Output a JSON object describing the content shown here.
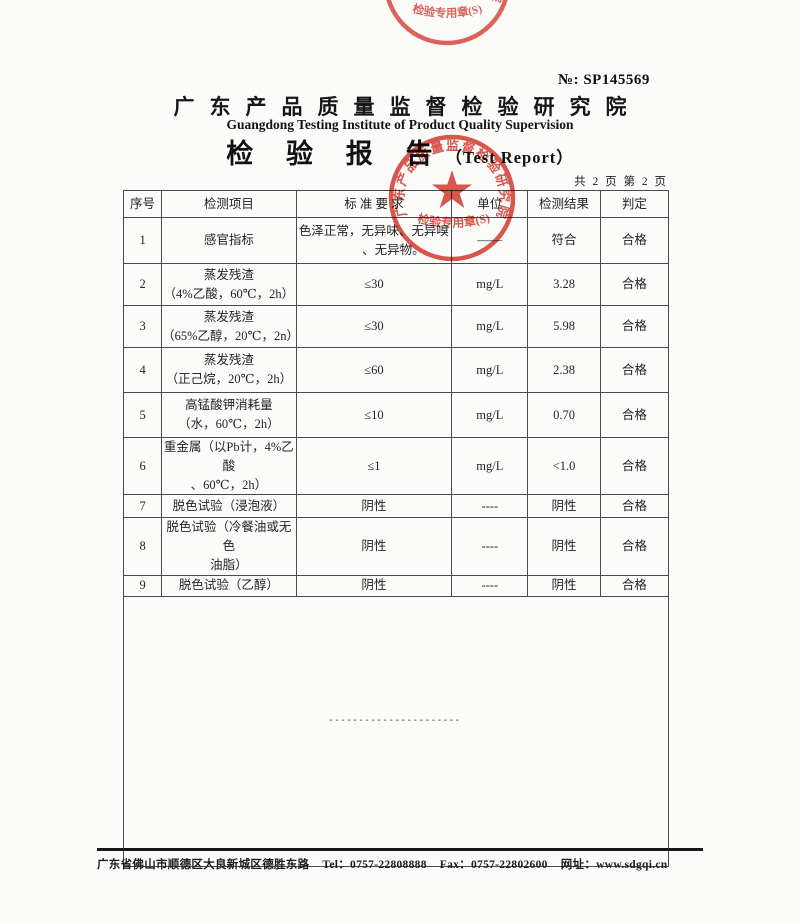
{
  "doc_no": "№: SP145569",
  "header": {
    "title_cn": "广东产品质量监督检验研究院",
    "title_en": "Guangdong Testing Institute of Product Quality Supervision",
    "report_title_cn": "检 验 报 告",
    "report_title_en": "（Test Report）",
    "page_info": "共 2 页 第 2 页"
  },
  "stamp": {
    "ring_text": "广东产品质量监督检验研究院",
    "label": "检验专用章(S)",
    "color": "#d6392e"
  },
  "top_stamp": {
    "ring_text": "广东产品质量监督检验研究院",
    "label": "检验专用章(S)"
  },
  "table": {
    "headers": [
      "序号",
      "检测项目",
      "标 准 要 求",
      "单位",
      "检测结果",
      "判定"
    ],
    "rows": [
      {
        "no": "1",
        "item": [
          "感官指标"
        ],
        "std": [
          "色泽正常，无异味、无异嗅",
          "、无异物。"
        ],
        "unit": "——",
        "result": "符合",
        "verdict": "合格"
      },
      {
        "no": "2",
        "item": [
          "蒸发残渣",
          "（4%乙酸，60℃，2h）"
        ],
        "std": [
          "≤30"
        ],
        "unit": "mg/L",
        "result": "3.28",
        "verdict": "合格"
      },
      {
        "no": "3",
        "item": [
          "蒸发残渣",
          "（65%乙醇，20℃，2n）"
        ],
        "std": [
          "≤30"
        ],
        "unit": "mg/L",
        "result": "5.98",
        "verdict": "合格"
      },
      {
        "no": "4",
        "item": [
          "蒸发残渣",
          "（正己烷，20℃，2h）"
        ],
        "std": [
          "≤60"
        ],
        "unit": "mg/L",
        "result": "2.38",
        "verdict": "合格"
      },
      {
        "no": "5",
        "item": [
          "高锰酸钾消耗量",
          "（水，60℃，2h）"
        ],
        "std": [
          "≤10"
        ],
        "unit": "mg/L",
        "result": "0.70",
        "verdict": "合格"
      },
      {
        "no": "6",
        "item": [
          "重金属（以Pb计，4%乙酸",
          "、60℃，2h）"
        ],
        "std": [
          "≤1"
        ],
        "unit": "mg/L",
        "result": "<1.0",
        "verdict": "合格"
      },
      {
        "no": "7",
        "item": [
          "脱色试验（浸泡液）"
        ],
        "std": [
          "阴性"
        ],
        "unit": "----",
        "result": "阴性",
        "verdict": "合格"
      },
      {
        "no": "8",
        "item": [
          "脱色试验（冷餐油或无色",
          "油脂）"
        ],
        "std": [
          "阴性"
        ],
        "unit": "----",
        "result": "阴性",
        "verdict": "合格"
      },
      {
        "no": "9",
        "item": [
          "脱色试验（乙醇）"
        ],
        "std": [
          "阴性"
        ],
        "unit": "----",
        "result": "阴性",
        "verdict": "合格"
      }
    ]
  },
  "separator_dashes": "----------------------",
  "footer": {
    "address": "广东省佛山市顺德区大良新城区德胜东路",
    "tel": "Tel：0757-22808888",
    "fax": "Fax：0757-22802600",
    "web": "网址：www.sdgqi.cn"
  }
}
■ ■ ■ ■ ■
Given request
Transcribe the records above exactly, leaving out every picture.

Correct answer
Output a JSON object describing the content shown here.
{
  "doc_no": "№: SP145569",
  "header": {
    "title_cn": "广东产品质量监督检验研究院",
    "title_en": "Guangdong Testing Institute of Product Quality Supervision",
    "report_title_cn": "检 验 报 告",
    "report_title_en": "（Test Report）",
    "page_info": "共 2 页 第 2 页"
  },
  "stamp": {
    "ring_text": "广东产品质量监督检验研究院",
    "label": "检验专用章(S)",
    "color": "#d6392e"
  },
  "top_stamp": {
    "ring_text": "广东产品质量监督检验研究院",
    "label": "检验专用章(S)"
  },
  "table": {
    "headers": [
      "序号",
      "检测项目",
      "标 准 要 求",
      "单位",
      "检测结果",
      "判定"
    ],
    "rows": [
      {
        "no": "1",
        "item": [
          "感官指标"
        ],
        "std": [
          "色泽正常，无异味、无异嗅",
          "、无异物。"
        ],
        "unit": "——",
        "result": "符合",
        "verdict": "合格"
      },
      {
        "no": "2",
        "item": [
          "蒸发残渣",
          "（4%乙酸，60℃，2h）"
        ],
        "std": [
          "≤30"
        ],
        "unit": "mg/L",
        "result": "3.28",
        "verdict": "合格"
      },
      {
        "no": "3",
        "item": [
          "蒸发残渣",
          "（65%乙醇，20℃，2n）"
        ],
        "std": [
          "≤30"
        ],
        "unit": "mg/L",
        "result": "5.98",
        "verdict": "合格"
      },
      {
        "no": "4",
        "item": [
          "蒸发残渣",
          "（正己烷，20℃，2h）"
        ],
        "std": [
          "≤60"
        ],
        "unit": "mg/L",
        "result": "2.38",
        "verdict": "合格"
      },
      {
        "no": "5",
        "item": [
          "高锰酸钾消耗量",
          "（水，60℃，2h）"
        ],
        "std": [
          "≤10"
        ],
        "unit": "mg/L",
        "result": "0.70",
        "verdict": "合格"
      },
      {
        "no": "6",
        "item": [
          "重金属（以Pb计，4%乙酸",
          "、60℃，2h）"
        ],
        "std": [
          "≤1"
        ],
        "unit": "mg/L",
        "result": "<1.0",
        "verdict": "合格"
      },
      {
        "no": "7",
        "item": [
          "脱色试验（浸泡液）"
        ],
        "std": [
          "阴性"
        ],
        "unit": "----",
        "result": "阴性",
        "verdict": "合格"
      },
      {
        "no": "8",
        "item": [
          "脱色试验（冷餐油或无色",
          "油脂）"
        ],
        "std": [
          "阴性"
        ],
        "unit": "----",
        "result": "阴性",
        "verdict": "合格"
      },
      {
        "no": "9",
        "item": [
          "脱色试验（乙醇）"
        ],
        "std": [
          "阴性"
        ],
        "unit": "----",
        "result": "阴性",
        "verdict": "合格"
      }
    ]
  },
  "separator_dashes": "----------------------",
  "footer": {
    "address": "广东省佛山市顺德区大良新城区德胜东路",
    "tel": "Tel：0757-22808888",
    "fax": "Fax：0757-22802600",
    "web": "网址：www.sdgqi.cn"
  }
}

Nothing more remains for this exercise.